▶ [WHAT TO WORK ON]: Each line containing the word "červen" must be collected.

▶ [INPUT]:
******************************
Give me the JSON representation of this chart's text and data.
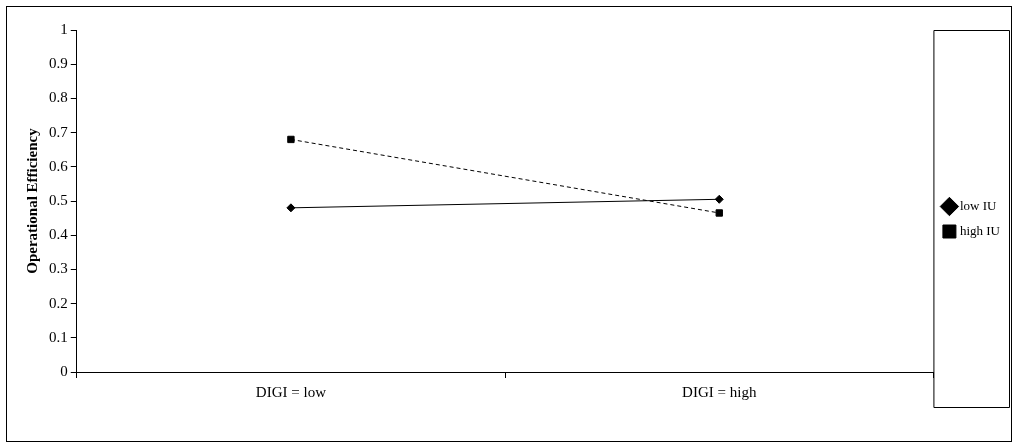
{
  "chart_data": {
    "type": "line",
    "ylabel": "Operational Efficiency",
    "categories": [
      "DIGI = low",
      "DIGI = high"
    ],
    "series": [
      {
        "name": "low IU",
        "color": "#000000",
        "values": [
          0.48,
          0.505
        ],
        "marker": "diamond",
        "line_style": "solid"
      },
      {
        "name": "high IU",
        "color": "#000000",
        "values": [
          0.68,
          0.465
        ],
        "marker": "square",
        "line_style": "dashed"
      }
    ],
    "ylim": [
      0,
      1
    ],
    "yticks": [
      0,
      0.1,
      0.2,
      0.3,
      0.4,
      0.5,
      0.6,
      0.7,
      0.8,
      0.9,
      1
    ],
    "grid": false,
    "legend": "right"
  }
}
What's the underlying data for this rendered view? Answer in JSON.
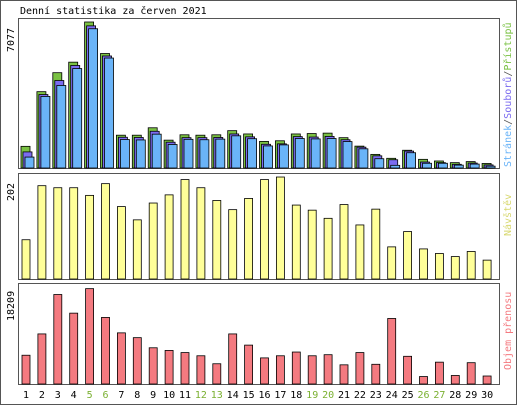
{
  "title": "Denní statistika za červen 2021",
  "colors": {
    "background": "#ffffff",
    "frame": "#555555",
    "hits": "#7ac143",
    "files": "#7b6cf0",
    "pages": "#6ab4f8",
    "visits": "#ffff99",
    "kbytes": "#f47a80",
    "weekend_day": "#7ab030",
    "weekday": "#000000"
  },
  "chart_data": [
    {
      "type": "bar",
      "title": "Denní statistika za červen 2021",
      "y_max_label": "7077",
      "ylim": [
        0,
        7077
      ],
      "legend": {
        "position": "right",
        "entries": [
          {
            "name": "Stránek",
            "color": "#6ab4f8"
          },
          {
            "name": "/",
            "color": "#555555"
          },
          {
            "name": "Souborů",
            "color": "#7b6cf0"
          },
          {
            "name": "/",
            "color": "#555555"
          },
          {
            "name": "Přístupů",
            "color": "#7ac143"
          }
        ]
      },
      "categories": [
        "1",
        "2",
        "3",
        "4",
        "5",
        "6",
        "7",
        "8",
        "9",
        "10",
        "11",
        "12",
        "13",
        "14",
        "15",
        "16",
        "17",
        "18",
        "19",
        "20",
        "21",
        "22",
        "23",
        "24",
        "25",
        "26",
        "27",
        "28",
        "29",
        "30"
      ],
      "series": [
        {
          "name": "Přístupů",
          "values": [
            1050,
            3700,
            4620,
            5130,
            7077,
            5550,
            1590,
            1590,
            1950,
            1350,
            1610,
            1590,
            1610,
            1810,
            1650,
            1290,
            1320,
            1650,
            1670,
            1690,
            1470,
            1060,
            660,
            470,
            860,
            420,
            340,
            260,
            310,
            220
          ]
        },
        {
          "name": "Souborů",
          "values": [
            780,
            3560,
            4240,
            4970,
            6890,
            5430,
            1490,
            1480,
            1780,
            1250,
            1470,
            1470,
            1480,
            1650,
            1510,
            1150,
            1170,
            1520,
            1500,
            1530,
            1370,
            1010,
            590,
            400,
            820,
            290,
            260,
            180,
            240,
            150
          ]
        },
        {
          "name": "Stránek",
          "values": [
            530,
            3470,
            4000,
            4820,
            6750,
            5330,
            1380,
            1360,
            1640,
            1140,
            1390,
            1370,
            1400,
            1560,
            1420,
            1070,
            1120,
            1430,
            1410,
            1430,
            1280,
            930,
            450,
            130,
            740,
            230,
            230,
            140,
            190,
            90
          ]
        }
      ]
    },
    {
      "type": "bar",
      "y_max_label": "202",
      "ylim": [
        0,
        202
      ],
      "legend": {
        "position": "right",
        "entries": [
          {
            "name": "Návštěv",
            "color": "#ffff99"
          }
        ]
      },
      "categories": [
        "1",
        "2",
        "3",
        "4",
        "5",
        "6",
        "7",
        "8",
        "9",
        "10",
        "11",
        "12",
        "13",
        "14",
        "15",
        "16",
        "17",
        "18",
        "19",
        "20",
        "21",
        "22",
        "23",
        "24",
        "25",
        "26",
        "27",
        "28",
        "29",
        "30"
      ],
      "series": [
        {
          "name": "Návštěv",
          "values": [
            77,
            183,
            179,
            179,
            164,
            187,
            142,
            116,
            149,
            165,
            195,
            179,
            154,
            136,
            158,
            195,
            200,
            145,
            135,
            119,
            146,
            106,
            137,
            63,
            93,
            59,
            50,
            44,
            54,
            37
          ]
        }
      ]
    },
    {
      "type": "bar",
      "y_max_label": "18209",
      "ylim": [
        0,
        18209
      ],
      "legend": {
        "position": "right",
        "entries": [
          {
            "name": "Objem přenosu",
            "color": "#f47a80"
          }
        ]
      },
      "categories": [
        "1",
        "2",
        "3",
        "4",
        "5",
        "6",
        "7",
        "8",
        "9",
        "10",
        "11",
        "12",
        "13",
        "14",
        "15",
        "16",
        "17",
        "18",
        "19",
        "20",
        "21",
        "22",
        "23",
        "24",
        "25",
        "26",
        "27",
        "28",
        "29",
        "30"
      ],
      "series": [
        {
          "name": "Objem přenosu",
          "values": [
            5400,
            9400,
            16800,
            13300,
            17900,
            12500,
            9600,
            8700,
            6800,
            6300,
            5900,
            5300,
            3800,
            9400,
            7300,
            4900,
            5300,
            6000,
            5300,
            5500,
            3600,
            5900,
            3700,
            12300,
            5200,
            1400,
            4100,
            1600,
            4000,
            1500
          ]
        }
      ]
    }
  ]
}
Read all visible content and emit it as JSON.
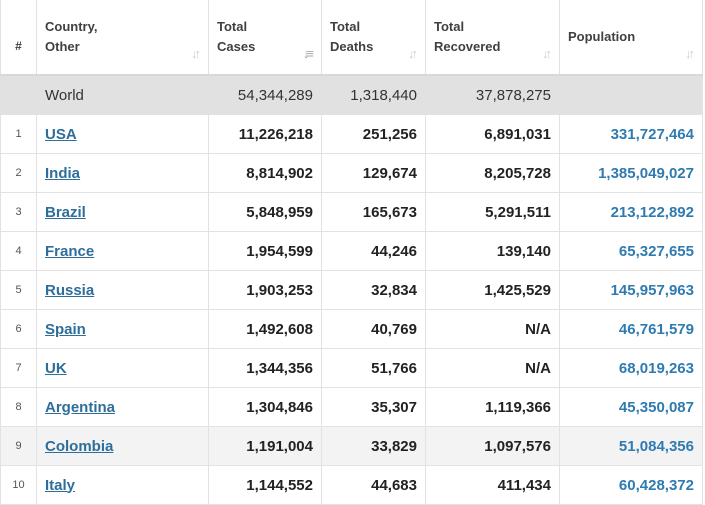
{
  "table": {
    "headers": {
      "rank": "#",
      "country_line1": "Country,",
      "country_line2": "Other",
      "cases_line1": "Total",
      "cases_line2": "Cases",
      "deaths_line1": "Total",
      "deaths_line2": "Deaths",
      "recovered_line1": "Total",
      "recovered_line2": "Recovered",
      "population": "Population"
    },
    "sort_icons": {
      "country": "sort-icon",
      "cases": "sort-descending-icon",
      "deaths": "sort-icon",
      "recovered": "sort-icon",
      "population": "sort-icon"
    },
    "world": {
      "rank": "",
      "country": "World",
      "cases": "54,344,289",
      "deaths": "1,318,440",
      "recovered": "37,878,275",
      "population": ""
    },
    "rows": [
      {
        "rank": "1",
        "country": "USA",
        "cases": "11,226,218",
        "deaths": "251,256",
        "recovered": "6,891,031",
        "population": "331,727,464"
      },
      {
        "rank": "2",
        "country": "India",
        "cases": "8,814,902",
        "deaths": "129,674",
        "recovered": "8,205,728",
        "population": "1,385,049,027"
      },
      {
        "rank": "3",
        "country": "Brazil",
        "cases": "5,848,959",
        "deaths": "165,673",
        "recovered": "5,291,511",
        "population": "213,122,892"
      },
      {
        "rank": "4",
        "country": "France",
        "cases": "1,954,599",
        "deaths": "44,246",
        "recovered": "139,140",
        "population": "65,327,655"
      },
      {
        "rank": "5",
        "country": "Russia",
        "cases": "1,903,253",
        "deaths": "32,834",
        "recovered": "1,425,529",
        "population": "145,957,963"
      },
      {
        "rank": "6",
        "country": "Spain",
        "cases": "1,492,608",
        "deaths": "40,769",
        "recovered": "N/A",
        "population": "46,761,579"
      },
      {
        "rank": "7",
        "country": "UK",
        "cases": "1,344,356",
        "deaths": "51,766",
        "recovered": "N/A",
        "population": "68,019,263"
      },
      {
        "rank": "8",
        "country": "Argentina",
        "cases": "1,304,846",
        "deaths": "35,307",
        "recovered": "1,119,366",
        "population": "45,350,087"
      },
      {
        "rank": "9",
        "country": "Colombia",
        "cases": "1,191,004",
        "deaths": "33,829",
        "recovered": "1,097,576",
        "population": "51,084,356"
      },
      {
        "rank": "10",
        "country": "Italy",
        "cases": "1,144,552",
        "deaths": "44,683",
        "recovered": "411,434",
        "population": "60,428,372"
      }
    ],
    "colors": {
      "link": "#2d6e9b",
      "population": "#2f7bb1",
      "world_row_bg": "#e1e1e1",
      "alt_row_bg": "#f3f3f3"
    }
  }
}
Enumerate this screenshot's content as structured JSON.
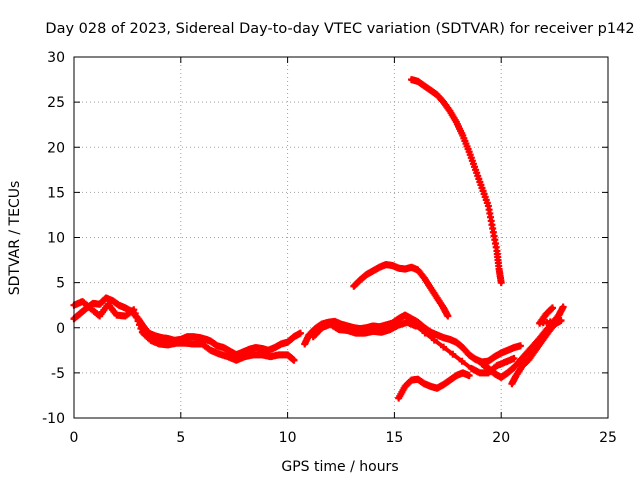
******************************
▶ [TASK RESPONSE]:
  "title": "Denní statistika za červen 2021",
      "title": "Denní statistika za červen 2021",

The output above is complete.